Saved entries
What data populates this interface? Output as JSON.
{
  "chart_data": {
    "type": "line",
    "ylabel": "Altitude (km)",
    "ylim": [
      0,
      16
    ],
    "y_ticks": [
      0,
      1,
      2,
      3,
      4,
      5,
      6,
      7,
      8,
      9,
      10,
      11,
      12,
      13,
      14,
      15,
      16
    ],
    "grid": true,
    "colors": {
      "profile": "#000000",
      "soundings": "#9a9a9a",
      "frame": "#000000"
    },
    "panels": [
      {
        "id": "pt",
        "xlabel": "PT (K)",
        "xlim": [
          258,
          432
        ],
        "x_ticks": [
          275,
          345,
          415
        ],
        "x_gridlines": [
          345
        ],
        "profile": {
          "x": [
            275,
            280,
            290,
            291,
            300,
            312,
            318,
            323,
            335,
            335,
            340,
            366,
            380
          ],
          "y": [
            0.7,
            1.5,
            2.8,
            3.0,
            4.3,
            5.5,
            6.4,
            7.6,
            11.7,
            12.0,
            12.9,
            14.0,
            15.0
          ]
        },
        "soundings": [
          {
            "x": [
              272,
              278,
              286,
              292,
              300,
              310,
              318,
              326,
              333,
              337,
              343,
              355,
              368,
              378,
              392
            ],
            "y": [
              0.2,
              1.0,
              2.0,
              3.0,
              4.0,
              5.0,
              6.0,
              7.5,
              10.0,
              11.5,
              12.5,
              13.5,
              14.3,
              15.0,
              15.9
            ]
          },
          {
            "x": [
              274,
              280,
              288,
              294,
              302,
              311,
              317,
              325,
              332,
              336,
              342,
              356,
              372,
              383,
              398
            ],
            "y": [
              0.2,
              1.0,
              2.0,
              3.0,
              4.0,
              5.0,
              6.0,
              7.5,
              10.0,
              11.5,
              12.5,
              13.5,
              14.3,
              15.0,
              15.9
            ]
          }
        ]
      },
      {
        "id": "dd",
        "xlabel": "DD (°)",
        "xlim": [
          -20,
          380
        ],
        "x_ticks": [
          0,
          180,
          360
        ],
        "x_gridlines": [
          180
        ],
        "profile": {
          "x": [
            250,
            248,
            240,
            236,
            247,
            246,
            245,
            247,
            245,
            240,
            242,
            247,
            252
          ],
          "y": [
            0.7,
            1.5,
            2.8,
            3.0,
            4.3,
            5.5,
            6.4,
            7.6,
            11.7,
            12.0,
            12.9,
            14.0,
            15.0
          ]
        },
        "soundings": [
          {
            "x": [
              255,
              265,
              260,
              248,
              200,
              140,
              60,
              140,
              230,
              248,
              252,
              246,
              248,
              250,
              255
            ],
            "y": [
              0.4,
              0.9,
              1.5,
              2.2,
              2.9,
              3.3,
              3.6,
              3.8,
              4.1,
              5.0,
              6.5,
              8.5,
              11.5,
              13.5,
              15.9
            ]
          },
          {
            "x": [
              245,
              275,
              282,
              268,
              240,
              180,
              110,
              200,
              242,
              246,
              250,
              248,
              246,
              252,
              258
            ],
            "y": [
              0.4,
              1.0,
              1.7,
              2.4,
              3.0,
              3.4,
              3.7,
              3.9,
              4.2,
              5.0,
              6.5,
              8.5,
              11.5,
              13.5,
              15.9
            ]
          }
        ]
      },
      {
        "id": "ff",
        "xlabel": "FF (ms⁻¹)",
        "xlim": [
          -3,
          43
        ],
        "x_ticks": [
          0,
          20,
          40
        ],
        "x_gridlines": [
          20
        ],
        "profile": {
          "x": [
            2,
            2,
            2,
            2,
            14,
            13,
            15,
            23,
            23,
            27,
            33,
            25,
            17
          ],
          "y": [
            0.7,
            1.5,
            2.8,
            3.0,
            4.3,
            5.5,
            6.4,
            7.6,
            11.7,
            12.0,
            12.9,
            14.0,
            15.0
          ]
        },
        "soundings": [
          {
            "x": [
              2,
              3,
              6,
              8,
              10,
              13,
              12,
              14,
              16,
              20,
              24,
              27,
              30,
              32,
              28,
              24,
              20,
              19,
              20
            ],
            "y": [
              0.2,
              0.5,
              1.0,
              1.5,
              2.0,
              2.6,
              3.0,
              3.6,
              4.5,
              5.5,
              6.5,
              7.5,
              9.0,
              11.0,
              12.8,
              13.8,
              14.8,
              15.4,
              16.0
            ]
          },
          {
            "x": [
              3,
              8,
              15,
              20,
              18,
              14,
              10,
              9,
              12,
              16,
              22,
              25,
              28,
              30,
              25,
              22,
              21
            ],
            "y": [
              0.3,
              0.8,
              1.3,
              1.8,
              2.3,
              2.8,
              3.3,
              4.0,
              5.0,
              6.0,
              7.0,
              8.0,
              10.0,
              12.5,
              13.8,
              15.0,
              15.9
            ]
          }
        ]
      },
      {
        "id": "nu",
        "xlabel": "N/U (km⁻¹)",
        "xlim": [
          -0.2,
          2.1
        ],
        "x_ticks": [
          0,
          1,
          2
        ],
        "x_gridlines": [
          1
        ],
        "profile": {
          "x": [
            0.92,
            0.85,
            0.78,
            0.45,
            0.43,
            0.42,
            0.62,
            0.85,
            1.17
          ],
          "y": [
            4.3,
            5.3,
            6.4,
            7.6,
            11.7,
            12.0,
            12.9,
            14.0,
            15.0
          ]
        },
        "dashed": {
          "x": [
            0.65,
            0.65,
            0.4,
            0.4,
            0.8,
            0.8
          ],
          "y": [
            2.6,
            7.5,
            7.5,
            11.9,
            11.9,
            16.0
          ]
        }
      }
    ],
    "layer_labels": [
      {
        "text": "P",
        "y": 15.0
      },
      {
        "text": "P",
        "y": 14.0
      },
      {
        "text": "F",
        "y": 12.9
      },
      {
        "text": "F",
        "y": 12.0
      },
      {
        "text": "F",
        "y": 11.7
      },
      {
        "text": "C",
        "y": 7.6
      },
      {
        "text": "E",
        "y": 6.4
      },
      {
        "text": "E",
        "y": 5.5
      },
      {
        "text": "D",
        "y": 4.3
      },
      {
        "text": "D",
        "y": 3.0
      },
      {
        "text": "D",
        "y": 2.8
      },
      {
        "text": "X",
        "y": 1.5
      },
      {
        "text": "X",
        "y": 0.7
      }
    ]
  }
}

* * *

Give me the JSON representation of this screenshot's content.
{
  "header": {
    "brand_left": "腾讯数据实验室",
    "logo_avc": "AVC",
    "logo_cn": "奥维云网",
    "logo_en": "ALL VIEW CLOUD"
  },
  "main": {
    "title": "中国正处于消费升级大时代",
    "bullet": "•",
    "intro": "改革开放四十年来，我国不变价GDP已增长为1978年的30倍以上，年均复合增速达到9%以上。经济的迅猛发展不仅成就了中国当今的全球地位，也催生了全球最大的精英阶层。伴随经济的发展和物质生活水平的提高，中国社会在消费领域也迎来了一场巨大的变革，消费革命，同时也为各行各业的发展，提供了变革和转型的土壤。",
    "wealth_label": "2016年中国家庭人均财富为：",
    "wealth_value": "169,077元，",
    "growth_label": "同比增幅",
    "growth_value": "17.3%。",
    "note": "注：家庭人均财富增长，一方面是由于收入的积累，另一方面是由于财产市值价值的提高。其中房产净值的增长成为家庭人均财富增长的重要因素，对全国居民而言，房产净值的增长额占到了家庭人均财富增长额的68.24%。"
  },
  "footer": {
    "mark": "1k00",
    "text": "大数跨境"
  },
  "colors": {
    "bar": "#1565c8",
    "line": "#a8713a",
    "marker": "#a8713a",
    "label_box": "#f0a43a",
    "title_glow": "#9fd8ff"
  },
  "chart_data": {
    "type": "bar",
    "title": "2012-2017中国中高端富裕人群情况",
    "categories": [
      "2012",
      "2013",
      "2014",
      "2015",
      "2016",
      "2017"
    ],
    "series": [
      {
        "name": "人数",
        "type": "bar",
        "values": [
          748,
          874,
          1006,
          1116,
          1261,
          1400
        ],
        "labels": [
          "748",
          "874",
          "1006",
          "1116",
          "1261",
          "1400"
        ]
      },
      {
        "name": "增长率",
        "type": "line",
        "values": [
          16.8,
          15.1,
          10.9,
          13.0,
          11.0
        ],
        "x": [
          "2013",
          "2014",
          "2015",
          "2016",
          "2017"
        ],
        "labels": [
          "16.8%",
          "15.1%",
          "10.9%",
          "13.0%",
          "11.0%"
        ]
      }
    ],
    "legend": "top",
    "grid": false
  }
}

## Given problem
Gather all the lines that include the word "xlabel" and copy them out.

## Correct result
        "xlabel": "PT (K)",
        "xlabel": "DD (°)",
        "xlabel": "FF (ms⁻¹)",
        "xlabel": "N/U (km⁻¹)",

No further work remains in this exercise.